What the task requires :: The lines to be set down run from the line containing "Serialize everything readable" through the final line of the data below; print them exactly and print nothing else.

____

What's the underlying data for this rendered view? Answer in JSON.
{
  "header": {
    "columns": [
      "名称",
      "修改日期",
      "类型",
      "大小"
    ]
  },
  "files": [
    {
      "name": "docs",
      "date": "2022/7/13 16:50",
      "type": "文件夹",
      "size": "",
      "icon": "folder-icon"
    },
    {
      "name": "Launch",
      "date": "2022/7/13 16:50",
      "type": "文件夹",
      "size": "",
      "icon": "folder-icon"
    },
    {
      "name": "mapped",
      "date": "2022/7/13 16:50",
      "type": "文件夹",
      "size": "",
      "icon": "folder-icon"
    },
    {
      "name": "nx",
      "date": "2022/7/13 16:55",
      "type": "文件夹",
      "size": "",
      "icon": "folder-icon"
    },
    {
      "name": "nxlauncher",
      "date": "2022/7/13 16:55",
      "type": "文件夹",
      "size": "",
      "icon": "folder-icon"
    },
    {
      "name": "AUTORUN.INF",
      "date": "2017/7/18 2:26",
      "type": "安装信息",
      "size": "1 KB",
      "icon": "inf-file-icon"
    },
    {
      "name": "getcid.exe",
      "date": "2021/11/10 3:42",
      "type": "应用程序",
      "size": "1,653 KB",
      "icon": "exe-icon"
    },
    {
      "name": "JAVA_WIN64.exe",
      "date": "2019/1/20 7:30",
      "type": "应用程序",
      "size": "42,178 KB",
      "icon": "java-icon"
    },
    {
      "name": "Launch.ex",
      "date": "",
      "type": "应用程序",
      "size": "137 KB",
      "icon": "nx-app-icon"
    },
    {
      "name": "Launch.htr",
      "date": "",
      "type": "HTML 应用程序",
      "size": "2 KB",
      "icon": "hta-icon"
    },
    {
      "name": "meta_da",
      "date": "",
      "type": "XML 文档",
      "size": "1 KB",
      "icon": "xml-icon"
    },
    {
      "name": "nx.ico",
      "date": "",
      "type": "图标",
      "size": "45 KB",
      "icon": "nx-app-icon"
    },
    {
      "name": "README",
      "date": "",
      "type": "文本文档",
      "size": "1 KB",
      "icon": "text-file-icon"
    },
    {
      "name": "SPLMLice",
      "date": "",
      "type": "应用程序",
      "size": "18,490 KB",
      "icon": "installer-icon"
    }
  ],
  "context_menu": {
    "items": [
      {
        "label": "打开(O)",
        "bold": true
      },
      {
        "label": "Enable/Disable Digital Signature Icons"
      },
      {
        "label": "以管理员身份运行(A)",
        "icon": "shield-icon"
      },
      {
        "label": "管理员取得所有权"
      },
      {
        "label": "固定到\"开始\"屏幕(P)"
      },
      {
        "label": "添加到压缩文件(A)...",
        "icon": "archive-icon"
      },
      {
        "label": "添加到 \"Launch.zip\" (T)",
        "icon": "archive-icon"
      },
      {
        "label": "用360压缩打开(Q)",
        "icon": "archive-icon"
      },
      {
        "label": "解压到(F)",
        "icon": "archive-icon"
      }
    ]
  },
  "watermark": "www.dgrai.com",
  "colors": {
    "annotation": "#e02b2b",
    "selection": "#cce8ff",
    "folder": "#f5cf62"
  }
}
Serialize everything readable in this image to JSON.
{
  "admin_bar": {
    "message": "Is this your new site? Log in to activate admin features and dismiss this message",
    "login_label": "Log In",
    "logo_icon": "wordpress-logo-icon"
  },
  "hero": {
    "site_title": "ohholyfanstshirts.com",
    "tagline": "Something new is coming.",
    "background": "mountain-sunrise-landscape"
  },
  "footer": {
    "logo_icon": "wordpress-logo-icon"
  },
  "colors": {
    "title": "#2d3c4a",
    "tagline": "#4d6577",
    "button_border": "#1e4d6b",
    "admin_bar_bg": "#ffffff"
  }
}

____

Expected answer ::
Serialize everything readable in this image to JSON.
{
  "admin_bar": {
    "message": "Is this your new site? Log in to activate admin features and dismiss this message",
    "login_label": "Log In",
    "logo_icon": "wordpress-logo-icon"
  },
  "hero": {
    "site_title": "ohholyfanstshirts.com",
    "tagline": "Something new is coming.",
    "background": "mountain-sunrise-landscape"
  },
  "footer": {
    "logo_icon": "wordpress-logo-icon"
  },
  "colors": {
    "title": "#2d3c4a",
    "tagline": "#4d6577",
    "button_border": "#1e4d6b",
    "admin_bar_bg": "#ffffff"
  }
}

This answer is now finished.